** begin **

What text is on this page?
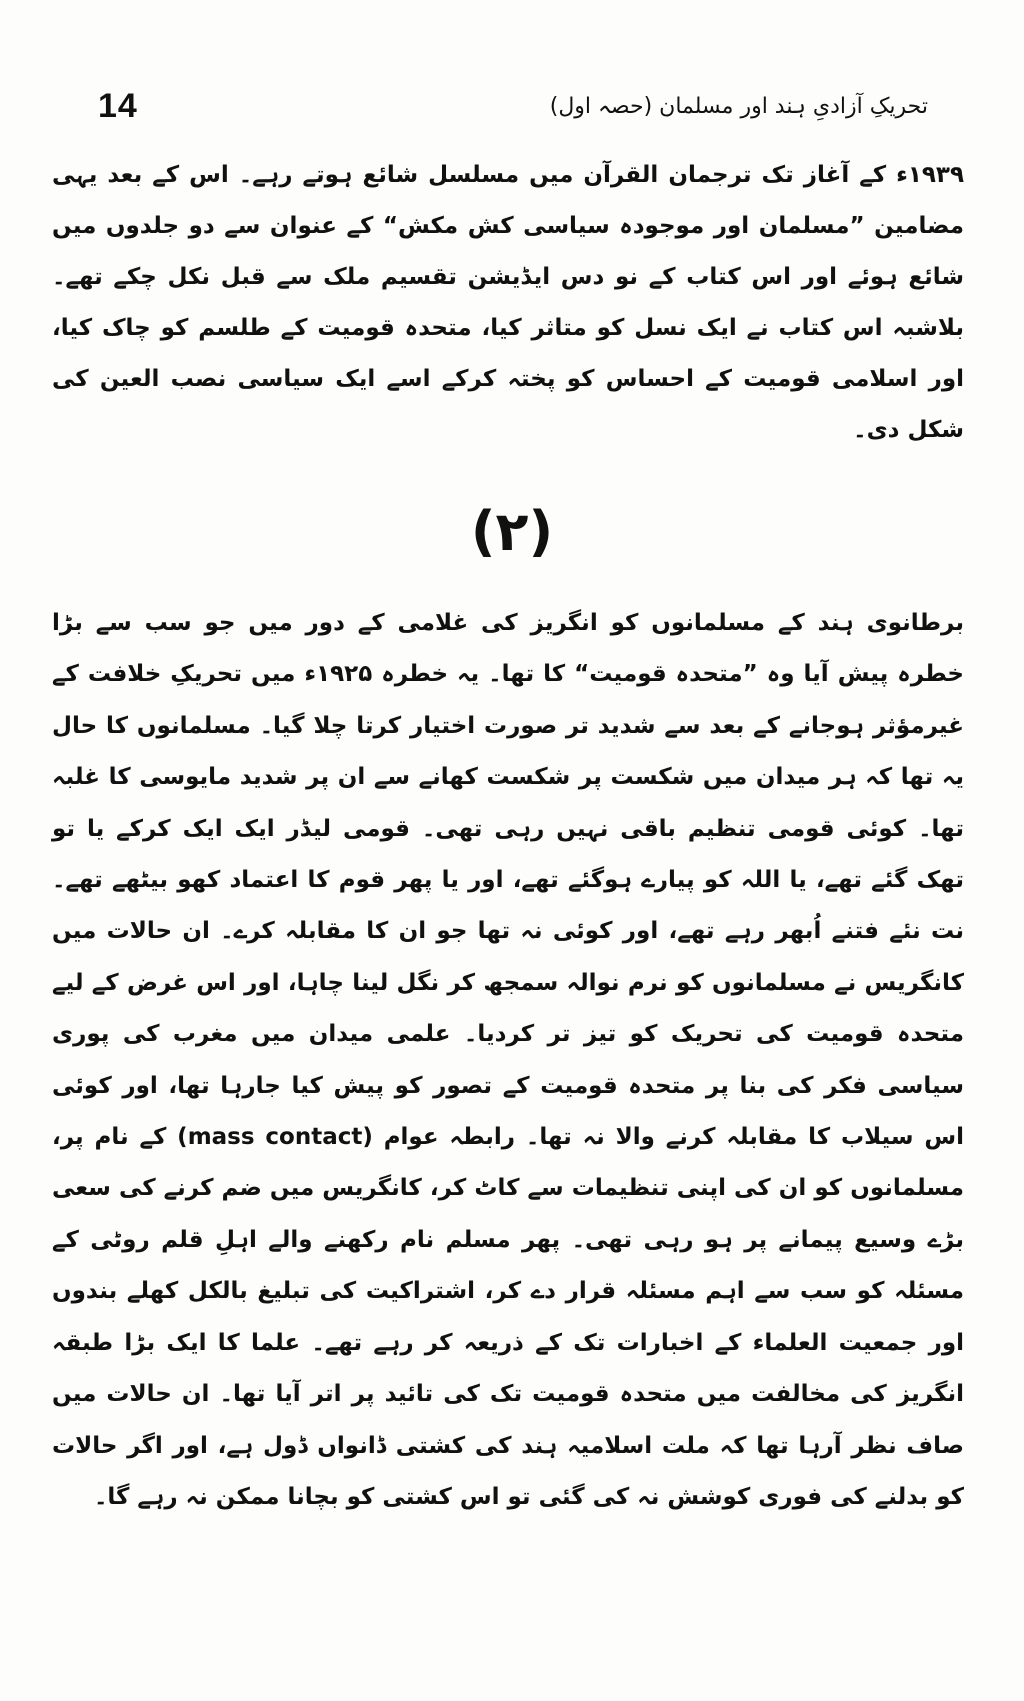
14	تحریکِ آزادیِ ہند اور مسلمان (حصہ اول)

۱۹۳۹ء کے آغاز تک ترجمان القرآن میں مسلسل شائع ہوتے رہے۔ اس کے بعد یہی مضامین ”مسلمان اور موجودہ سیاسی کش مکش“ کے عنوان سے دو جلدوں میں شائع ہوئے اور اس کتاب کے نو دس ایڈیشن تقسیم ملک سے قبل نکل چکے تھے۔ بلاشبہ اس کتاب نے ایک نسل کو متاثر کیا، متحدہ قومیت کے طلسم کو چاک کیا، اور اسلامی قومیت کے احساس کو پختہ کرکے اسے ایک سیاسی نصب العین کی شکل دی۔

(۲)

برطانوی ہند کے مسلمانوں کو انگریز کی غلامی کے دور میں جو سب سے بڑا خطرہ پیش آیا وہ ”متحدہ قومیت“ کا تھا۔ یہ خطرہ ۱۹۲۵ء میں تحریکِ خلافت کے غیرمؤثر ہوجانے کے بعد سے شدید تر صورت اختیار کرتا چلا گیا۔ مسلمانوں کا حال یہ تھا کہ ہر میدان میں شکست پر شکست کھانے سے ان پر شدید مایوسی کا غلبہ تھا۔ کوئی قومی تنظیم باقی نہیں رہی تھی۔ قومی لیڈر ایک ایک کرکے یا تو تھک گئے تھے، یا اللہ کو پیارے ہوگئے تھے، اور یا پھر قوم کا اعتماد کھو بیٹھے تھے۔ نت نئے فتنے اُبھر رہے تھے، اور کوئی نہ تھا جو ان کا مقابلہ کرے۔ ان حالات میں کانگریس نے مسلمانوں کو نرم نوالہ سمجھ کر نگل لینا چاہا، اور اس غرض کے لیے متحدہ قومیت کی تحریک کو تیز تر کردیا۔ علمی میدان میں مغرب کی پوری سیاسی فکر کی بنا پر متحدہ قومیت کے تصور کو پیش کیا جارہا تھا، اور کوئی اس سیلاب کا مقابلہ کرنے والا نہ تھا۔ رابطہ عوام (mass contact) کے نام پر، مسلمانوں کو ان کی اپنی تنظیمات سے کاٹ کر، کانگریس میں ضم کرنے کی سعی بڑے وسیع پیمانے پر ہو رہی تھی۔ پھر مسلم نام رکھنے والے اہلِ قلم روٹی کے مسئلہ کو سب سے اہم مسئلہ قرار دے کر، اشتراکیت کی تبلیغ بالکل کھلے بندوں اور جمعیت العلماء کے اخبارات تک کے ذریعہ کر رہے تھے۔ علما کا ایک بڑا طبقہ انگریز کی مخالفت میں متحدہ قومیت تک کی تائید پر اتر آیا تھا۔ ان حالات میں صاف نظر آرہا تھا کہ ملت اسلامیہ ہند کی کشتی ڈانواں ڈول ہے، اور اگر حالات کو بدلنے کی فوری کوشش نہ کی گئی تو اس کشتی کو بچانا ممکن نہ رہے گا۔
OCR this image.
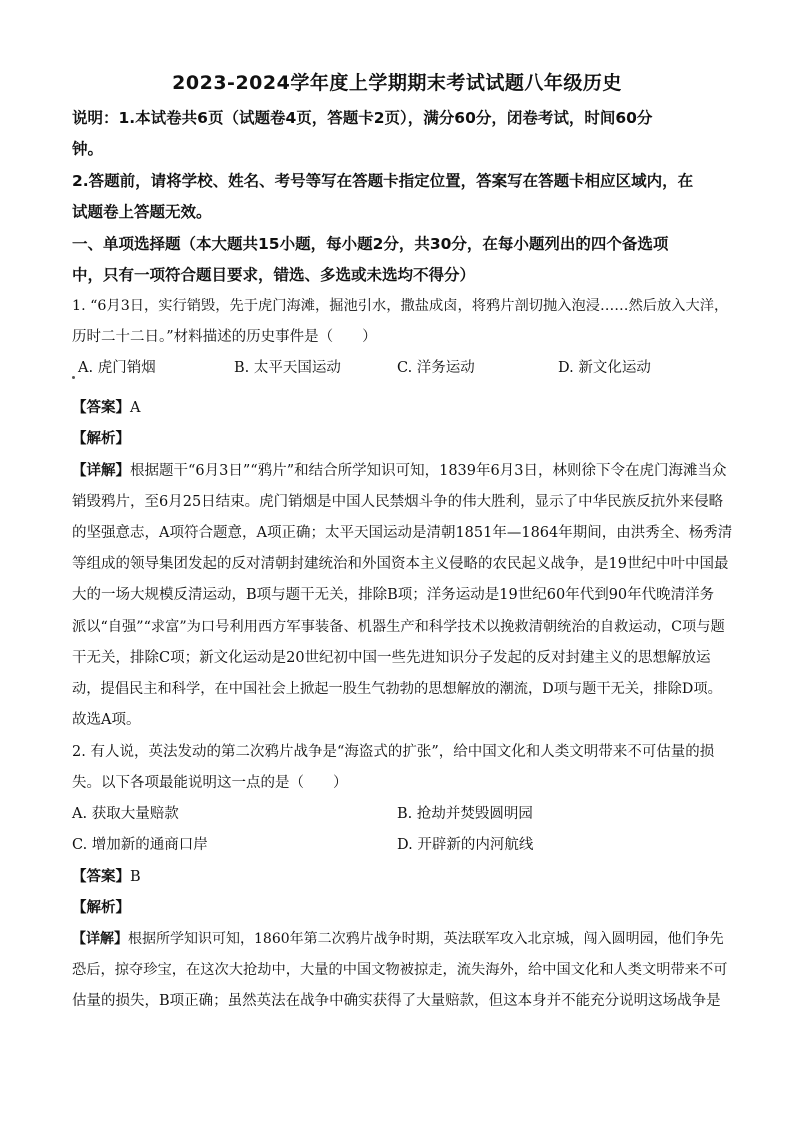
2023-2024学年度上学期期末考试试题八年级历史
说明：1.本试卷共6页（试题卷4页，答题卡2页），满分60分，闭卷考试，时间60分
钟。
2.答题前，请将学校、姓名、考号等写在答题卡指定位置，答案写在答题卡相应区域内，在
试题卷上答题无效。
一、单项选择题（本大题共15小题，每小题2分，共30分，在每小题列出的四个备选项
中，只有一项符合题目要求，错选、多选或未选均不得分）
1. “6月3日，实行销毁，先于虎门海滩，掘池引水，撒盐成卤，将鸦片剖切抛入泡浸……然后放入大洋，
历时二十二日。”材料描述的历史事件是（　　）
A. 虎门销烟	B. 太平天国运动	C. 洋务运动	D. 新文化运动
【答案】A
【解析】
【详解】根据题干“6月3日”“鸦片”和结合所学知识可知，1839年6月3日，林则徐下令在虎门海滩当众
销毁鸦片，至6月25日结束。虎门销烟是中国人民禁烟斗争的伟大胜利，显示了中华民族反抗外来侵略
的坚强意志，A项符合题意，A项正确；太平天国运动是清朝1851年—1864年期间，由洪秀全、杨秀清
等组成的领导集团发起的反对清朝封建统治和外国资本主义侵略的农民起义战争，是19世纪中叶中国最
大的一场大规模反清运动，B项与题干无关，排除B项；洋务运动是19世纪60年代到90年代晚清洋务
派以“自强”“求富”为口号利用西方军事装备、机器生产和科学技术以挽救清朝统治的自救运动，C项与题
干无关，排除C项；新文化运动是20世纪初中国一些先进知识分子发起的反对封建主义的思想解放运
动，提倡民主和科学，在中国社会上掀起一股生气勃勃的思想解放的潮流，D项与题干无关，排除D项。
故选A项。
2. 有人说，英法发动的第二次鸦片战争是“海盗式的扩张”，给中国文化和人类文明带来不可估量的损
失。以下各项最能说明这一点的是（　　）
A. 获取大量赔款	B. 抢劫并焚毁圆明园
C. 增加新的通商口岸	D. 开辟新的内河航线
【答案】B
【解析】
【详解】根据所学知识可知，1860年第二次鸦片战争时期，英法联军攻入北京城，闯入圆明园，他们争先
恐后，掠夺珍宝，在这次大抢劫中，大量的中国文物被掠走，流失海外，给中国文化和人类文明带来不可
估量的损失，B项正确；虽然英法在战争中确实获得了大量赔款，但这本身并不能充分说明这场战争是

** end **

■ **Task to complete**:
Transcribe all the lines above exactly, apart from the pictures.

■ **Exercise response**:
What text is on this page?
14	تحریکِ آزادیِ ہند اور مسلمان (حصہ اول)

۱۹۳۹ء کے آغاز تک ترجمان القرآن میں مسلسل شائع ہوتے رہے۔ اس کے بعد یہی مضامین ”مسلمان اور موجودہ سیاسی کش مکش“ کے عنوان سے دو جلدوں میں شائع ہوئے اور اس کتاب کے نو دس ایڈیشن تقسیم ملک سے قبل نکل چکے تھے۔ بلاشبہ اس کتاب نے ایک نسل کو متاثر کیا، متحدہ قومیت کے طلسم کو چاک کیا، اور اسلامی قومیت کے احساس کو پختہ کرکے اسے ایک سیاسی نصب العین کی شکل دی۔

(۲)

برطانوی ہند کے مسلمانوں کو انگریز کی غلامی کے دور میں جو سب سے بڑا خطرہ پیش آیا وہ ”متحدہ قومیت“ کا تھا۔ یہ خطرہ ۱۹۲۵ء میں تحریکِ خلافت کے غیرمؤثر ہوجانے کے بعد سے شدید تر صورت اختیار کرتا چلا گیا۔ مسلمانوں کا حال یہ تھا کہ ہر میدان میں شکست پر شکست کھانے سے ان پر شدید مایوسی کا غلبہ تھا۔ کوئی قومی تنظیم باقی نہیں رہی تھی۔ قومی لیڈر ایک ایک کرکے یا تو تھک گئے تھے، یا اللہ کو پیارے ہوگئے تھے، اور یا پھر قوم کا اعتماد کھو بیٹھے تھے۔ نت نئے فتنے اُبھر رہے تھے، اور کوئی نہ تھا جو ان کا مقابلہ کرے۔ ان حالات میں کانگریس نے مسلمانوں کو نرم نوالہ سمجھ کر نگل لینا چاہا، اور اس غرض کے لیے متحدہ قومیت کی تحریک کو تیز تر کردیا۔ علمی میدان میں مغرب کی پوری سیاسی فکر کی بنا پر متحدہ قومیت کے تصور کو پیش کیا جارہا تھا، اور کوئی اس سیلاب کا مقابلہ کرنے والا نہ تھا۔ رابطہ عوام (mass contact) کے نام پر، مسلمانوں کو ان کی اپنی تنظیمات سے کاٹ کر، کانگریس میں ضم کرنے کی سعی بڑے وسیع پیمانے پر ہو رہی تھی۔ پھر مسلم نام رکھنے والے اہلِ قلم روٹی کے مسئلہ کو سب سے اہم مسئلہ قرار دے کر، اشتراکیت کی تبلیغ بالکل کھلے بندوں اور جمعیت العلماء کے اخبارات تک کے ذریعہ کر رہے تھے۔ علما کا ایک بڑا طبقہ انگریز کی مخالفت میں متحدہ قومیت تک کی تائید پر اتر آیا تھا۔ ان حالات میں صاف نظر آرہا تھا کہ ملت اسلامیہ ہند کی کشتی ڈانواں ڈول ہے، اور اگر حالات کو بدلنے کی فوری کوشش نہ کی گئی تو اس کشتی کو بچانا ممکن نہ رہے گا۔
OCR this image.
2023-2024学年度上学期期末考试试题八年级历史
说明：1.本试卷共6页（试题卷4页，答题卡2页），满分60分，闭卷考试，时间60分
钟。
2.答题前，请将学校、姓名、考号等写在答题卡指定位置，答案写在答题卡相应区域内，在
试题卷上答题无效。
一、单项选择题（本大题共15小题，每小题2分，共30分，在每小题列出的四个备选项
中，只有一项符合题目要求，错选、多选或未选均不得分）
1. “6月3日，实行销毁，先于虎门海滩，掘池引水，撒盐成卤，将鸦片剖切抛入泡浸……然后放入大洋，
历时二十二日。”材料描述的历史事件是（　　）
A. 虎门销烟	B. 太平天国运动	C. 洋务运动	D. 新文化运动
【答案】A
【解析】
【详解】根据题干“6月3日”“鸦片”和结合所学知识可知，1839年6月3日，林则徐下令在虎门海滩当众
销毁鸦片，至6月25日结束。虎门销烟是中国人民禁烟斗争的伟大胜利，显示了中华民族反抗外来侵略
的坚强意志，A项符合题意，A项正确；太平天国运动是清朝1851年—1864年期间，由洪秀全、杨秀清
等组成的领导集团发起的反对清朝封建统治和外国资本主义侵略的农民起义战争，是19世纪中叶中国最
大的一场大规模反清运动，B项与题干无关，排除B项；洋务运动是19世纪60年代到90年代晚清洋务
派以“自强”“求富”为口号利用西方军事装备、机器生产和科学技术以挽救清朝统治的自救运动，C项与题
干无关，排除C项；新文化运动是20世纪初中国一些先进知识分子发起的反对封建主义的思想解放运
动，提倡民主和科学，在中国社会上掀起一股生气勃勃的思想解放的潮流，D项与题干无关，排除D项。
故选A项。
2. 有人说，英法发动的第二次鸦片战争是“海盗式的扩张”，给中国文化和人类文明带来不可估量的损
失。以下各项最能说明这一点的是（　　）
A. 获取大量赔款	B. 抢劫并焚毁圆明园
C. 增加新的通商口岸	D. 开辟新的内河航线
【答案】B
【解析】
【详解】根据所学知识可知，1860年第二次鸦片战争时期，英法联军攻入北京城，闯入圆明园，他们争先
恐后，掠夺珍宝，在这次大抢劫中，大量的中国文物被掠走，流失海外，给中国文化和人类文明带来不可
估量的损失，B项正确；虽然英法在战争中确实获得了大量赔款，但这本身并不能充分说明这场战争是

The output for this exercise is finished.